Start Stored data

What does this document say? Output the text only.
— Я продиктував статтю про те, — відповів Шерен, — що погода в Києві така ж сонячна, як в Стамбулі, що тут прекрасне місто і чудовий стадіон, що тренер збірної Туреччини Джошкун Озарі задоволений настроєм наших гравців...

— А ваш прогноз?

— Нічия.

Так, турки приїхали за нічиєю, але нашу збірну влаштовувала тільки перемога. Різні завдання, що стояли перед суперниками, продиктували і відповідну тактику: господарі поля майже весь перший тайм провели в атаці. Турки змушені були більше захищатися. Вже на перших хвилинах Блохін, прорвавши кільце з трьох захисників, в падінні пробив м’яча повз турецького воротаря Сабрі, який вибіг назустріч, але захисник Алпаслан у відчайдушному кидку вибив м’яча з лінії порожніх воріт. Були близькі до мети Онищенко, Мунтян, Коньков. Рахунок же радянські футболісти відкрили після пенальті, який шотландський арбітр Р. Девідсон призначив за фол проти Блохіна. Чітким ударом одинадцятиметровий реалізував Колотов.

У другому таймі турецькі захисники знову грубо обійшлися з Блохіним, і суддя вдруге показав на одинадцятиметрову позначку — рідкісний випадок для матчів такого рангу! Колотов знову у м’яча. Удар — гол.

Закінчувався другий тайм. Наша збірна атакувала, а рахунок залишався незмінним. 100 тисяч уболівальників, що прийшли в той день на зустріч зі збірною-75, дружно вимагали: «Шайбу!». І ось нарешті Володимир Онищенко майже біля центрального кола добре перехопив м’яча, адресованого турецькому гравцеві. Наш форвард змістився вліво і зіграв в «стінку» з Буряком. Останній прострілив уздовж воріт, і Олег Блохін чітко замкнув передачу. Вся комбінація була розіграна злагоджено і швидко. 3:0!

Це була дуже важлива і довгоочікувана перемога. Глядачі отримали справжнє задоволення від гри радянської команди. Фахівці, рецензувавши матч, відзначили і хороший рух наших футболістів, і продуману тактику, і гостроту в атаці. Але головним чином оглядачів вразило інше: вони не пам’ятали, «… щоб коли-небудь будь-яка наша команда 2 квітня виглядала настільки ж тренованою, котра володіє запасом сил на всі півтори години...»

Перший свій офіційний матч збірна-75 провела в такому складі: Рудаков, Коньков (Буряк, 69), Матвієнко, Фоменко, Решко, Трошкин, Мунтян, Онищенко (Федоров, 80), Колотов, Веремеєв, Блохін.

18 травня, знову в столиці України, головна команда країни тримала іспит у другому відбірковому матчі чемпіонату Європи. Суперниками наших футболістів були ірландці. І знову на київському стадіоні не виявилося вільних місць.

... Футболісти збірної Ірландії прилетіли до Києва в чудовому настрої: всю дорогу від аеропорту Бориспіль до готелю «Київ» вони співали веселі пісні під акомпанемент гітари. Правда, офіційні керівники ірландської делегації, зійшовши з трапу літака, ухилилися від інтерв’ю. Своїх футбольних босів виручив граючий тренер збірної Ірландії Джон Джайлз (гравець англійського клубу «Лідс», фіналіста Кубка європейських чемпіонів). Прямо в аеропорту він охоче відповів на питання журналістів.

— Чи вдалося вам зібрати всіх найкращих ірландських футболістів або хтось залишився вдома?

End Stored data

Stated exercise ->
Which lines in the listing above hold the word "знову"? Show each of them.

Response ->
У другому таймі турецькі захисники знову грубо обійшлися з Блохіним, і суддя вдруге показав на одинадцятиметрову позначку — рідкісний випадок для матчів такого рангу! Колотов знову у м’яча. Удар — гол.
18 травня, знову в столиці України, головна команда країни тримала іспит у другому відбірковому матчі чемпіонату Європи. Суперниками наших футболістів були ірландці. І знову на київському стадіоні не виявилося вільних місць.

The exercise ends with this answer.